------ QUOTED PASSAGE ------

Maintain deterministic, nonvariant deployment packages.
Support instant reversibility of installs.
As mentioned in “Versioning”, deployments should—whenever possible—avoid versioning in the sense that most of us think about it. Our experience is that you can make meaningful changes to a running system without having to “break it” each time. Jason Randolph of GitHub calls this evolutionary design and explains the value of this kind of design work this way:
When people are building on top of our API, we’re really asking them to trust us with the time they’re investing in building their applications. And to earn that trust, we can’t make changes [to the API] that would cause their code to break.
Jason Randolph
As Rudolph mentions in his GitHub talk, you can leverage design elements to make it easier to introduce nonbreaking changes. You can also create tests (see “Testing”) that check for breaking changes and include them in your build pipeline to reduce the chances of disrupting production. Taking the “no breaking changes pledge” can limit the possibility of added volatility as you scale up your deployments.
Another key to reducing volatility for deployments is ensuring each release package is fully self-contained and, as we mentioned earlier in this chapter, deterministic (see “Variety”). When you can safely predict the results of a deployment (e.g., when you are confident which elements in production will be affected by the release), you can reduce the likelihood of surprises in the production update. Also, anyone responsible for placing a package into production should be able to execute the release in production, or some other environment (on a dev machine, on a test server, etc.), and get the same results. This is critical for testing the release and for uncovering interoperability bugs and other extra-package errors that might occur in production.
Finally, an important aspect of deployment volatility has to do with reversibility. As we mentioned when discussing velocity (see “Velocity”), type 2 velocity (more overall releases) can threaten stability by increasing volatility. Ensuring nonbreaking changes and nonvariant deployment can certainly help reduce disruption in production, but it cannot prevent it 100%. In cases where unexpected bugs creep into releases, it is essential to be able to instantly reverse a change; to back it out within seconds. This is a kind of worst-case-scenario solution. Furthermore, backing out the change means doing it without damaging any collected/stored data. In other words, all your deployments need to account for reversibility of any data schema/model changes. This will mean changes to the way your teams design and implement production updates.
Security In “Security” we talked about the importance of basic security elements (identification, authentication, and authorization). We also discussed ways to reduce the overall attack surface and add resilience and isolation to each component and/or API released into production (see “Vulnerability”). As you might imagine, each of these elements becomes more important as your landscape grows. And, true to form, they become more challenging, too. Security is a wide-ranging and complex subject—one that we won’t be able to get into in depth here. However, we’ll highlight three of the most relevant landscape aspects here and discuss how they affect overall system security.
VELOCITY A big challenge to maintaining proper security in an expanding API ecosystem is the velocity of change to the landscape itself. More components are added, usually at a faster pace, and more interconnections are added for more users. Many of our customers operate security infrastructure that requires explicit access control definitions before a component or interface can be released into production. This works when the pace of change and breadth of the ecosystem are relatively limited. However, as the landscape increases in scale and scope, up-front access control definitions can become a bottleneck. They can hold up production releases and slow feature and bug fix rollouts.

------ SUPPLIED DATA ------

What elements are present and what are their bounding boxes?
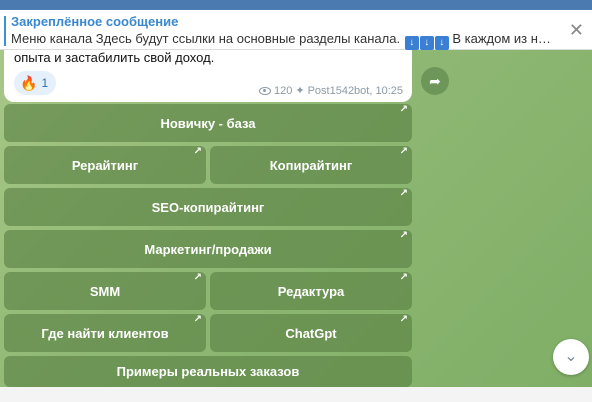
share-icon[interactable]: ➦	[421, 67, 449, 95]
fire-icon: 🔥	[20, 75, 38, 91]
bottom-input-bar	[0, 387, 592, 402]
keyboard-button-label: SEO-копирайтинг	[151, 199, 265, 215]
reaction-badge[interactable]: 🔥 1	[14, 71, 56, 95]
external-arrow-icon: ↗	[399, 146, 408, 157]
keyboard-button-smm[interactable]: SMM ↗	[4, 272, 206, 310]
keyboard-button-editing[interactable]: Редактура ↗	[210, 272, 412, 310]
external-arrow-icon: ↗	[193, 314, 202, 325]
reaction-count: 1	[41, 76, 49, 90]
down-arrow-emoji-icon: ↓	[419, 36, 434, 50]
view-count: 120	[274, 84, 293, 97]
keyboard-button-seo[interactable]: SEO-копирайтинг ↗	[4, 188, 412, 226]
pinned-message-bar[interactable]: Закреплённое сообщение Меню канала Здесь…	[0, 10, 592, 50]
keyboard-button-copywriting[interactable]: Копирайтинг ↗	[210, 146, 412, 184]
chevron-down-icon[interactable]: ⌄	[553, 339, 589, 375]
external-arrow-icon: ↗	[399, 104, 408, 115]
top-window-bar	[0, 0, 592, 10]
external-arrow-icon: ↗	[193, 272, 202, 283]
keyboard-button-novice[interactable]: Новичку - база ↗	[4, 104, 412, 142]
external-arrow-icon: ↗	[399, 230, 408, 241]
keyboard-button-rewriting[interactable]: Рерайтинг ↗	[4, 146, 206, 184]
close-icon[interactable]: ✕	[569, 21, 584, 39]
pinned-text-before: Меню канала Здесь будут ссылки на основн…	[11, 31, 404, 46]
channel-message: опыта и застабилить свой доход. 🔥 1 120 …	[4, 50, 412, 102]
keyboard-button-label: SMM	[89, 283, 121, 299]
eye-icon	[259, 86, 271, 95]
pinned-accent-bar	[4, 16, 6, 46]
keyboard-button-label: Рерайтинг	[71, 157, 139, 173]
keyboard-button-marketing[interactable]: Маркетинг/продажи ↗	[4, 230, 412, 268]
external-arrow-icon: ↗	[399, 272, 408, 283]
keyboard-button-label: Редактура	[277, 283, 345, 299]
down-arrow-emoji-icon: ↓	[434, 36, 449, 50]
pinned-preview: Меню канала Здесь будут ссылки на основн…	[9, 30, 558, 50]
external-arrow-icon: ↗	[193, 146, 202, 157]
external-arrow-icon: ↗	[399, 188, 408, 199]
message-text: опыта и застабилить свой доход.	[14, 50, 215, 65]
down-arrow-emoji-icon: ↓	[404, 36, 419, 50]
keyboard-button-label: Маркетинг/продажи	[144, 241, 272, 257]
keyboard-button-clients[interactable]: Где найти клиентов ↗	[4, 314, 206, 352]
pinned-title: Закреплённое сообщение	[11, 14, 179, 29]
keyboard-button-chatgpt[interactable]: ChatGpt ↗	[210, 314, 412, 352]
pinned-text-after: В каждом из них ест...	[452, 31, 558, 46]
keyboard-button-examples[interactable]: Примеры реальных заказов	[4, 356, 412, 387]
keyboard-button-label: ChatGpt	[285, 325, 337, 341]
pin-icon: ✦	[295, 85, 305, 97]
keyboard-button-label: Где найти клиентов	[41, 325, 169, 341]
keyboard-button-label: Копирайтинг	[269, 157, 353, 173]
keyboard-button-label: Новичку - база	[160, 115, 256, 131]
external-arrow-icon: ↗	[399, 314, 408, 325]
message-meta: 120 ✦ Post1542bot, 10:25	[259, 84, 403, 97]
keyboard-button-label: Примеры реальных заказов	[116, 364, 300, 379]
message-author-time: Post1542bot, 10:25	[307, 84, 403, 97]
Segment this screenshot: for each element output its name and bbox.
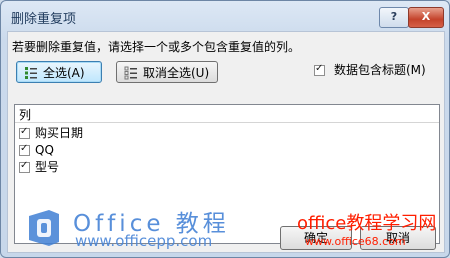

------

— WORK TO COMPLETE —
(1) Render this sentence from the passage on deployment volatility into Spanish: "Finally, an important aspect of deployment volatility has to do with reversibility."
(2) List every section title that the passage on deployment volatility cross-references in quotation marks.
(3) According to the passage on deployment volatility, what does Jason Randolph of GitHub call the practice of making meaningful changes to a running system without breaking it?
The records play no part in the tasks that come next.

— SET OF ANSWERS —
(1) Por último, un aspecto importante de la volatilidad de los despliegues tiene que ver con la reversibilidad.

(2) "Versioning", "Testing", "Variety", "Velocity", "Security", "Vulnerability"

(3) Evolutionary design.